[Start of Input for this task]

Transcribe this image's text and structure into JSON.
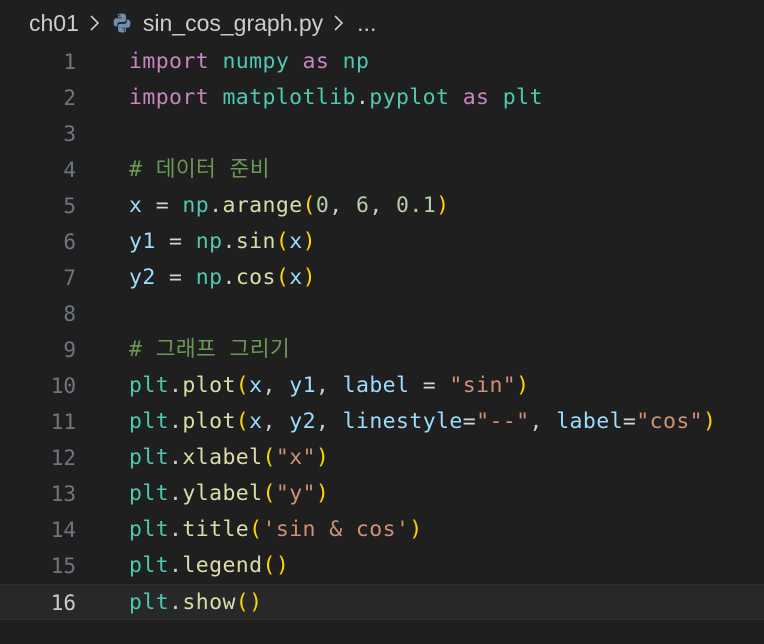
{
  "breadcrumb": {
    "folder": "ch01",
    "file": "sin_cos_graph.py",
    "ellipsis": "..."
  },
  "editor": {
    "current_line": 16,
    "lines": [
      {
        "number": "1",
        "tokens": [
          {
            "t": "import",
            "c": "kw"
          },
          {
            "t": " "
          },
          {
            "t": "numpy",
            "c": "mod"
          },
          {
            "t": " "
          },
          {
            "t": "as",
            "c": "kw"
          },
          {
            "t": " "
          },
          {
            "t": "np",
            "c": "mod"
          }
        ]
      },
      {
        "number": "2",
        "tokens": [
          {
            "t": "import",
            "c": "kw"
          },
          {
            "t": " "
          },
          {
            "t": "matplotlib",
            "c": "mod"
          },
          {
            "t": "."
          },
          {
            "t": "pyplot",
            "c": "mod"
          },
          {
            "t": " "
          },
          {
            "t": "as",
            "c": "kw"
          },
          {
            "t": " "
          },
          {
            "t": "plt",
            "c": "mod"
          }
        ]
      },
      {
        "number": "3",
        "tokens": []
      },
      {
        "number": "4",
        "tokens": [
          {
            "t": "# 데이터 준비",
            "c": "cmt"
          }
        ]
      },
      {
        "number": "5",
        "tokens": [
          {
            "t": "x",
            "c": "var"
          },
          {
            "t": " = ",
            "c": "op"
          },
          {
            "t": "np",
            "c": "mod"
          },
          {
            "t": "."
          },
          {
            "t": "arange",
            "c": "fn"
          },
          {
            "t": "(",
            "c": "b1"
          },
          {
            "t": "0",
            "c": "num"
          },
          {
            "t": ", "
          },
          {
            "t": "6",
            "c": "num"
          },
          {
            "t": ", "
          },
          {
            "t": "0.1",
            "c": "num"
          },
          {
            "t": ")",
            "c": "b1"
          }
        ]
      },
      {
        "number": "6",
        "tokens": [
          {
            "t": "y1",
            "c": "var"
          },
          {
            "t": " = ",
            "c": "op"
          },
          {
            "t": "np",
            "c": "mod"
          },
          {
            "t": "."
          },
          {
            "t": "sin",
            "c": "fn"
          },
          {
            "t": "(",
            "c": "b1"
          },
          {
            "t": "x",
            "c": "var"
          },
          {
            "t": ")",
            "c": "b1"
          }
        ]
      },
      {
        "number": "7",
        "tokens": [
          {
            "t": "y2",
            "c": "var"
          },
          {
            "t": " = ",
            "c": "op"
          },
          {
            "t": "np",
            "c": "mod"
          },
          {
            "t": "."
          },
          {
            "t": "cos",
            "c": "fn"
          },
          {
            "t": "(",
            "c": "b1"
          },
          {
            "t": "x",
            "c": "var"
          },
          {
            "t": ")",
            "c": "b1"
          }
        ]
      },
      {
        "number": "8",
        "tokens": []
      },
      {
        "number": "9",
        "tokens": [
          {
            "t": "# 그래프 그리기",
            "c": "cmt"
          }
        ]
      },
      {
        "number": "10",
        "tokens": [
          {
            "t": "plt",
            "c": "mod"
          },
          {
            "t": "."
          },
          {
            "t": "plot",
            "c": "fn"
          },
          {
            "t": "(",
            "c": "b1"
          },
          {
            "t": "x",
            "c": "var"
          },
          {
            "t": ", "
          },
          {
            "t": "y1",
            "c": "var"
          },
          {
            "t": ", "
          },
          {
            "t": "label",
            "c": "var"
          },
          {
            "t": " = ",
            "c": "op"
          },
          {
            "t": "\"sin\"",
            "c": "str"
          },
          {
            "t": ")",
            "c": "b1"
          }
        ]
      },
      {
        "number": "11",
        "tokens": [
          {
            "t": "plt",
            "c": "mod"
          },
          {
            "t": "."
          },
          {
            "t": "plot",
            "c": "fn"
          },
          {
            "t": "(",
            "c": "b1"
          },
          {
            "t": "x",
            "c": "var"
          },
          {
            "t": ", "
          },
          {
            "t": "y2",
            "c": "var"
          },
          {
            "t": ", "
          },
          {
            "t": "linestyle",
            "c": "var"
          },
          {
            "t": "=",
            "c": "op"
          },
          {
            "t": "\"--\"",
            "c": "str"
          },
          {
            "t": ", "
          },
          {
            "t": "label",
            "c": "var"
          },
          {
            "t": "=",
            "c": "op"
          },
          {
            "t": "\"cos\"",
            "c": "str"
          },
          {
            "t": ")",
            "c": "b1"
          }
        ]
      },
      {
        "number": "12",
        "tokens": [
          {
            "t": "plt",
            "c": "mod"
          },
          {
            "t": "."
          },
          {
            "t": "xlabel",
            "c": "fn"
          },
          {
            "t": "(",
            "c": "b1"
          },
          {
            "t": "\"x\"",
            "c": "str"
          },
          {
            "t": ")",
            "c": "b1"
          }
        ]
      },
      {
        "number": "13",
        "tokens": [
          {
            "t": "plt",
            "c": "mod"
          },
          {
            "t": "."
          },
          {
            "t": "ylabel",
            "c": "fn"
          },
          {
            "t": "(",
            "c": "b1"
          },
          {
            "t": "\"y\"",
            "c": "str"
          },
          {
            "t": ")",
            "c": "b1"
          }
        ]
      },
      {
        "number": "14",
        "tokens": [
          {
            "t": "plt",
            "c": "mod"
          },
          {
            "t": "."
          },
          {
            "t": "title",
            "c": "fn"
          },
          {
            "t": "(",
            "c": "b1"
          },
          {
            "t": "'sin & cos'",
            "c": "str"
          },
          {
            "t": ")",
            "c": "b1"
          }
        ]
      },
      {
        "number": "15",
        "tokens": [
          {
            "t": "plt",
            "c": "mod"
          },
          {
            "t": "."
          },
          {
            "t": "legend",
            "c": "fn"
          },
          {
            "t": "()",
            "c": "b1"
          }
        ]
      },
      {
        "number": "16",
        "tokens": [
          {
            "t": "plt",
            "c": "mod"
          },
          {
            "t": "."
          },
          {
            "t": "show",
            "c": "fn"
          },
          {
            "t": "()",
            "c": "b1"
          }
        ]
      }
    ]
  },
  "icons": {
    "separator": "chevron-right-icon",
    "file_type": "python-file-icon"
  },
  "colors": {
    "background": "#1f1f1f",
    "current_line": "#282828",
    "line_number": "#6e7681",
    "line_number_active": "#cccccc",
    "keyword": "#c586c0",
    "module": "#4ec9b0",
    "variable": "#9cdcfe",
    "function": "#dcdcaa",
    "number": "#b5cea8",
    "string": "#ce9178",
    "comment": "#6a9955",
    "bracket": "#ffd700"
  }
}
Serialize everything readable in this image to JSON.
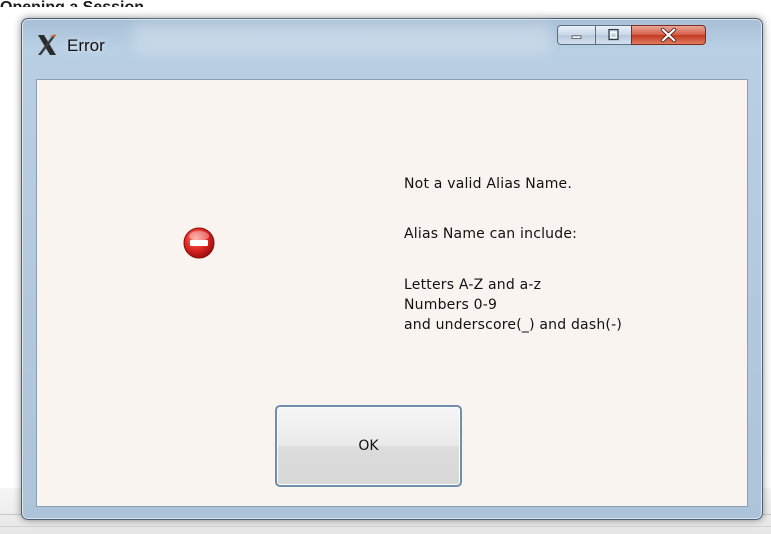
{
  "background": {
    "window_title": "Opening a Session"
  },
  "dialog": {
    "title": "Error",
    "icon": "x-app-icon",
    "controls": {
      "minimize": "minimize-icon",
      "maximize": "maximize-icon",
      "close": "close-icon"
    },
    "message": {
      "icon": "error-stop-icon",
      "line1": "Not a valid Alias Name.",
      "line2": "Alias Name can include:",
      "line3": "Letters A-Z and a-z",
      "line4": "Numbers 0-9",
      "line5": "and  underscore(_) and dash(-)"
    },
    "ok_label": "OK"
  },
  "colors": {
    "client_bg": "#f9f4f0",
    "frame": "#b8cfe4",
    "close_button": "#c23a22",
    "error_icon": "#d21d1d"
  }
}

[End of Input for this task]

→ What is required
Identify the lines above that contain the word "Alias", then copy them.

→ Expected answer
      "line1": "Not a valid Alias Name.",
      "line2": "Alias Name can include:",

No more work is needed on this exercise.